Scan the data below for the string "ylabel". Copy every line where it appears.

◆ Stored rows
--

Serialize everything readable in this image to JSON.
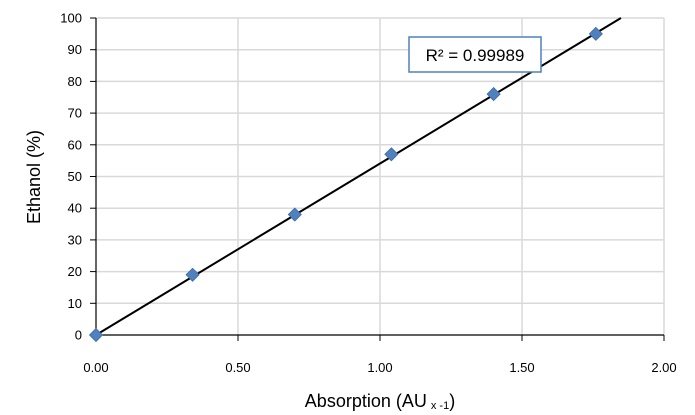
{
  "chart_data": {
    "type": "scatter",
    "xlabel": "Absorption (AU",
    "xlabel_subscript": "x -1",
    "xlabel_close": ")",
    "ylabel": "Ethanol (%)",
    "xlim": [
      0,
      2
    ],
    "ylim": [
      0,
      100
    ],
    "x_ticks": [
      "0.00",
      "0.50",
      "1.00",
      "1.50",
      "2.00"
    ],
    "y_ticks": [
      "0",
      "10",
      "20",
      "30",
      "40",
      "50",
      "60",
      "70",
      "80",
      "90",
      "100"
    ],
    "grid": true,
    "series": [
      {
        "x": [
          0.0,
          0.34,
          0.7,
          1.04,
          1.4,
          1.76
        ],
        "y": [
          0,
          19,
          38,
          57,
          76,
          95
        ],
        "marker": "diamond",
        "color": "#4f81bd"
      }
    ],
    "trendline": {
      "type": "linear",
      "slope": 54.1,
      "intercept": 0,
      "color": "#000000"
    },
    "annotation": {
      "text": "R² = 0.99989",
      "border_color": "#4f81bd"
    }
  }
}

--

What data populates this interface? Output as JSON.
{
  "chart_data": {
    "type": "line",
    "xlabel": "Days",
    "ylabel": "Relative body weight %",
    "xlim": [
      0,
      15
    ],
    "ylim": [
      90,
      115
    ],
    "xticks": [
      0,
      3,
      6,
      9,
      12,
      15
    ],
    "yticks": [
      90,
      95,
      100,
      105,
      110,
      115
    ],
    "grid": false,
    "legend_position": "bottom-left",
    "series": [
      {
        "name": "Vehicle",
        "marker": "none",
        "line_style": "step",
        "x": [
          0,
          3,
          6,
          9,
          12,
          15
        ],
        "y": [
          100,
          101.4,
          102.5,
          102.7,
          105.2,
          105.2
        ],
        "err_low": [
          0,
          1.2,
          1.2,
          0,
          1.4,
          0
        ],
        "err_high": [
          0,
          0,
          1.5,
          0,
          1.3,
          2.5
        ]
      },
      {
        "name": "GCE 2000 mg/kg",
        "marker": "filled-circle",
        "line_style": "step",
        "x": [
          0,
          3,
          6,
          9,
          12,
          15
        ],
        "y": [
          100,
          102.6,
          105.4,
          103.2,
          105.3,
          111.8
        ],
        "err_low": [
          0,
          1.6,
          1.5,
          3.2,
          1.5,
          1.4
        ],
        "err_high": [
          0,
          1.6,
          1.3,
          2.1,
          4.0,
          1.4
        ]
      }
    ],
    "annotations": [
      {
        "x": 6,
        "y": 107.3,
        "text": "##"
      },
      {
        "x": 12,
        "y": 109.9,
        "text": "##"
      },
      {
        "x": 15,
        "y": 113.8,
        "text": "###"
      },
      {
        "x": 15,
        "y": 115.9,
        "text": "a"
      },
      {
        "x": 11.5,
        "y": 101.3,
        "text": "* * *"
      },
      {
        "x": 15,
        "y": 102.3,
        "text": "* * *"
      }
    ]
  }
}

--

◆ Finished task
    "ylabel": "Ethanol (%)",
    "ylabel": "Relative body weight %",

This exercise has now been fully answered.